§ TEXT
**********

Introduction
“The deepest parts of the ocean are totally unknown to us,” admits
Professor Aronnax early in this novel. “What goes on in those distant
depths? What creatures inhabit, or could inhabit, those regions twelve
or fifteen miles beneath the surface of the water? It’s almost beyond
conjecture.”
Jules Verne (1828-1905) published the French equivalents of these
words in 1869, and little has changed since. 126 years later, a Time
cover story on deep-sea exploration made much the same admission: “We
know more about Mars than we know about the oceans.” This reality
begins to explain the dark power and otherworldly fascination of
Twenty Thousand Leagues Under the Seas.
Born in the French river town of Nantes, Verne had a lifelong passion
for the sea. First as a Paris stockbroker, later as a celebrated
author and yachtsman, he went on frequent voyages—to Britain, America,
the Mediterranean. But the specific stimulus for this novel was an
1865 fan letter from a fellow writer, Madame George Sand. She praised
Verne’s two early novels Five Weeks in a Balloon (1863) and Journey to
the Center of the Earth (1864), then added: “Soon I hope you’ll take
us into the ocean depths, your characters traveling in diving
equipment perfected by your science and your imagination.” Thus
inspired, Verne created one of literature’s great rebels, a freedom
fighter who plunged beneath the waves to wage a unique form of
guerilla warfare.
Initially, Verne’s narrative was influenced by the 1863 uprising of
Poland against Tsarist Russia. The Poles were quashed with a violence
that appalled not only Verne but all Europe. As originally conceived,
Verne’s Captain Nemo was a Polish nobleman whose entire family had
been slaughtered by Russian troops. Nemo builds a fabulous futuristic
submarine, the Nautilus, then conducts an underwater campaign of
vengeance against his imperialist oppressor.

**********

§ RECORDS SHOWN
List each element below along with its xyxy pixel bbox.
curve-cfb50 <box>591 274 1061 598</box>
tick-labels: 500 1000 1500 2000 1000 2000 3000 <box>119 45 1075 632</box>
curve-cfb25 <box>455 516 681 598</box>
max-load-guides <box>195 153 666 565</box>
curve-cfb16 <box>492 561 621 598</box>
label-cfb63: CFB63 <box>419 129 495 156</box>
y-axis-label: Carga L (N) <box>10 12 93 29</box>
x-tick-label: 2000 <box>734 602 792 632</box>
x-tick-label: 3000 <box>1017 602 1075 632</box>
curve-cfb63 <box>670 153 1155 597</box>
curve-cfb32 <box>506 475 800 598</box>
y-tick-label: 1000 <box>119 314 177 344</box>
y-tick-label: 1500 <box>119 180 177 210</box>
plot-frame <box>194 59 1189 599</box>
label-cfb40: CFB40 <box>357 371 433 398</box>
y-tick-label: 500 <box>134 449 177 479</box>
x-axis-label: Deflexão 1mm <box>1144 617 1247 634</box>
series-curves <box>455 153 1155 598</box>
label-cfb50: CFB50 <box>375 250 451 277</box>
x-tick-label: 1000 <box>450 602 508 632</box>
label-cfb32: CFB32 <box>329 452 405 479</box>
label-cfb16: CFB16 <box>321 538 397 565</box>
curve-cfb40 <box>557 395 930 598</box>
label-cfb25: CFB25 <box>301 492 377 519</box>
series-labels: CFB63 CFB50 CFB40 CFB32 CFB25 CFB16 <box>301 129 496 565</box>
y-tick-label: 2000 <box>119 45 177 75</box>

**********

§ WRITTEN TASK 1
Using the introduction, answer these questions:
(a) In what year did Verne publish the French version of Professor Aronnax's words?
(b) In which French town was Verne born?
(c) What 1863 event first influenced Verne's narrative?
§ WRITTEN TASK 2
Reproduce the part of the introduction that opens with the words containing "Initially, Verne’s narrative" and closes with "his imperialist oppressor.".
§ WRITTEN TASK 3
Write what follows the introduction's last sentence, picking up right after it.

§ ANSWER 1
(a) 1869
(b) Nantes
(c) The uprising of Poland against Tsarist Russia

§ ANSWER 2
Initially, Verne’s narrative was influenced by the 1863 uprising of
Poland against Tsarist Russia. The Poles were quashed with a violence
that appalled not only Verne but all Europe. As originally conceived,
Verne’s Captain Nemo was a Polish nobleman whose entire family had
been slaughtered by Russian troops. Nemo builds a fabulous futuristic
submarine, the Nautilus, then conducts an underwater campaign of
vengeance against his imperialist oppressor.

§ ANSWER 3
But in the 1860s France had to treat the Tsar as an ally, and Verne’s
publisher Pierre Hetzel pronounced the book unprintable. Verne
reworked its political content, devising new nationalities for Nemo
and his great enemy—information revealed only in a later novel, The
Mysterious Island (1875); in the present work Nemo’s background
remains a dark secret. In all, the novel had a difficult
gestation. Verne and Hetzel were in constant conflict and the book
went through multiple drafts, struggles reflected in its several
working titles over the period 1865-69: early on, it was variously
called Voyage Under the Waters, Twenty-five Thousand Leagues Under the
Waters, Twenty Thousand Leagues Under the Waters, and A Thousand
Leagues Under the Oceans.
Verne is often dubbed, in Isaac Asimov’s phrase, “the world’s first
science-fiction writer.” And it’s true, many of his sixty-odd books do
anticipate future events and technologies: From the Earth to the Moon
(1865) and Hector Servadac (1877) deal in space travel, while Journey
to the Center of the Earth features travel to the earth’s core. But
with Verne the operative word is “travel,” and some of his best-known
titles don’t really qualify as sci-fi: Around the World in Eighty Days
(1872) and Michael Strogoff (1876) are closer to “travelogs”—adventure
yarns in far-away places.
These observations partly apply here. The subtitle of the present book
is An Underwater Tour of the World, so in good travelog style, the
Nautilus’s exploits supply an episodic story line. Shark attacks,
giant squid, cannibals, hurricanes, whale hunts, and other rip-roaring
adventures erupt almost at random. Yet this loose structure gives the
novel an air of documentary realism. What’s more, Verne adds backbone
to the action by developing three recurring motifs: the deepening
mystery of Nemo’s past life and future intentions, the mounting
tension between Nemo and hot-tempered harpooner Ned Land, and Ned’s
ongoing schemes to escape from the Nautilus. These unifying threads
tighten the narrative and accelerate its momentum.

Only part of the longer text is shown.